» TASK INSTRUCTIONS: Read the lines that follow and pick out every one containing the word "руководителя".

» DATA SHOWN:
↓↓↓

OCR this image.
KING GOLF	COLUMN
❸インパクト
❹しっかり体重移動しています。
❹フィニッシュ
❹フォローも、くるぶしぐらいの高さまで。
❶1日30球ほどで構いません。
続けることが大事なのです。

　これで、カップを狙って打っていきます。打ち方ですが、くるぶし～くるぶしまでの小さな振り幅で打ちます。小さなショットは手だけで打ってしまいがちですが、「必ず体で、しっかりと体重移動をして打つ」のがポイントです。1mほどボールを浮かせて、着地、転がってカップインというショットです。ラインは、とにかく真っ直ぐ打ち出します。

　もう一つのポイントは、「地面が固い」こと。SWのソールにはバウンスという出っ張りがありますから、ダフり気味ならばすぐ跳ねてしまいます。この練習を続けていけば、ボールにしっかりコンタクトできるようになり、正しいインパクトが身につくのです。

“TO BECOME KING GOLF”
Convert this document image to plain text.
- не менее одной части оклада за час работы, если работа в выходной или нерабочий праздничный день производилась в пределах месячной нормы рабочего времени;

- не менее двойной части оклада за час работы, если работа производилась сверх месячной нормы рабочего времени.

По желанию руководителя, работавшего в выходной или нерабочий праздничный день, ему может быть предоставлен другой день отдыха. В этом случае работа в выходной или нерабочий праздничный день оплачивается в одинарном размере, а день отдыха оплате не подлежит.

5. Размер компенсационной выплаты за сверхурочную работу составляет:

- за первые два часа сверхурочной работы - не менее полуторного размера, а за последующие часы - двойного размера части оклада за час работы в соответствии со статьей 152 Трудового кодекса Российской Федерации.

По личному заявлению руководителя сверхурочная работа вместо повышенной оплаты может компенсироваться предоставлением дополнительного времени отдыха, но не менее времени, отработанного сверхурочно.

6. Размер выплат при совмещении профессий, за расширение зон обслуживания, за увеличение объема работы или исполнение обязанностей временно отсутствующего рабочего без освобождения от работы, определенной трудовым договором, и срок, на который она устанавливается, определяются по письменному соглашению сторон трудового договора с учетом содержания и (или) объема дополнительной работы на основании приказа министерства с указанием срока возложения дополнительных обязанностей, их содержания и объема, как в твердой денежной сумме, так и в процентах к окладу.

↑↑↑

» EXERCISE RESPONSE:
По желанию руководителя, работавшего в выходной или нерабочий праздничный день, ему может быть предоставлен другой день отдыха. В этом случае работа в выходной или нерабочий праздничный день оплачивается в одинарном размере, а день отдыха оплате не подлежит.
По личному заявлению руководителя сверхурочная работа вместо повышенной оплаты может компенсироваться предоставлением дополнительного времени отдыха, но не менее времени, отработанного сверхурочно.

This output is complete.